- **Provided information**

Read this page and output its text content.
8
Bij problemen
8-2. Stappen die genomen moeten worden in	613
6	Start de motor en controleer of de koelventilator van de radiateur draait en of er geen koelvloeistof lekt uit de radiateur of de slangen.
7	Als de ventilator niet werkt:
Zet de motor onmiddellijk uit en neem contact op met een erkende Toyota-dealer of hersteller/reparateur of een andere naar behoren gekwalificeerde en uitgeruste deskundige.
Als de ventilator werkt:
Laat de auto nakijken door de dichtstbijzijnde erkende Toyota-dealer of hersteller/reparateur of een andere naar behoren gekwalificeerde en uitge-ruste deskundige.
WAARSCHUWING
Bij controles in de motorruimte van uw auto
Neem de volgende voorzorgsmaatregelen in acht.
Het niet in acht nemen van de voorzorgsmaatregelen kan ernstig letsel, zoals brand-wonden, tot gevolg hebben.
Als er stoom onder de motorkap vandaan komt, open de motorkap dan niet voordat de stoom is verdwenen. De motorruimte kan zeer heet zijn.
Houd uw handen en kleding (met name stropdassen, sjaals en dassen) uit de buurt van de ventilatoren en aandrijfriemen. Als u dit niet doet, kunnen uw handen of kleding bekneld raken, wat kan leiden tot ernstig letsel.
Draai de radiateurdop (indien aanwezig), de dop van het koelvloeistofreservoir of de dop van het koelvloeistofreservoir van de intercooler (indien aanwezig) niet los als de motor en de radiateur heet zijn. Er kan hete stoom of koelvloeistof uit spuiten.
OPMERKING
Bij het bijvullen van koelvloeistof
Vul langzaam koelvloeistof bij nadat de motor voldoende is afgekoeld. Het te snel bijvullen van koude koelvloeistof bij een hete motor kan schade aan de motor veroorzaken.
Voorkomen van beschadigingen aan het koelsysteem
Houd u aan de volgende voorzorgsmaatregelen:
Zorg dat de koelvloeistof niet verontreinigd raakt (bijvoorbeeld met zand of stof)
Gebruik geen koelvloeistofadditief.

- **Your goal**
Would you output every line of the listing exactly as given?

- **Result for this task**
Read this page and output its text content.
8
Bij problemen
8-2. Stappen die genomen moeten worden in	613
6	Start de motor en controleer of de koelventilator van de radiateur draait en of er geen koelvloeistof lekt uit de radiateur of de slangen.
7	Als de ventilator niet werkt:
Zet de motor onmiddellijk uit en neem contact op met een erkende Toyota-dealer of hersteller/reparateur of een andere naar behoren gekwalificeerde en uitgeruste deskundige.
Als de ventilator werkt:
Laat de auto nakijken door de dichtstbijzijnde erkende Toyota-dealer of hersteller/reparateur of een andere naar behoren gekwalificeerde en uitge-ruste deskundige.
WAARSCHUWING
Bij controles in de motorruimte van uw auto
Neem de volgende voorzorgsmaatregelen in acht.
Het niet in acht nemen van de voorzorgsmaatregelen kan ernstig letsel, zoals brand-wonden, tot gevolg hebben.
Als er stoom onder de motorkap vandaan komt, open de motorkap dan niet voordat de stoom is verdwenen. De motorruimte kan zeer heet zijn.
Houd uw handen en kleding (met name stropdassen, sjaals en dassen) uit de buurt van de ventilatoren en aandrijfriemen. Als u dit niet doet, kunnen uw handen of kleding bekneld raken, wat kan leiden tot ernstig letsel.
Draai de radiateurdop (indien aanwezig), de dop van het koelvloeistofreservoir of de dop van het koelvloeistofreservoir van de intercooler (indien aanwezig) niet los als de motor en de radiateur heet zijn. Er kan hete stoom of koelvloeistof uit spuiten.
OPMERKING
Bij het bijvullen van koelvloeistof
Vul langzaam koelvloeistof bij nadat de motor voldoende is afgekoeld. Het te snel bijvullen van koude koelvloeistof bij een hete motor kan schade aan de motor veroorzaken.
Voorkomen van beschadigingen aan het koelsysteem
Houd u aan de volgende voorzorgsmaatregelen:
Zorg dat de koelvloeistof niet verontreinigd raakt (bijvoorbeeld met zand of stof)
Gebruik geen koelvloeistofadditief.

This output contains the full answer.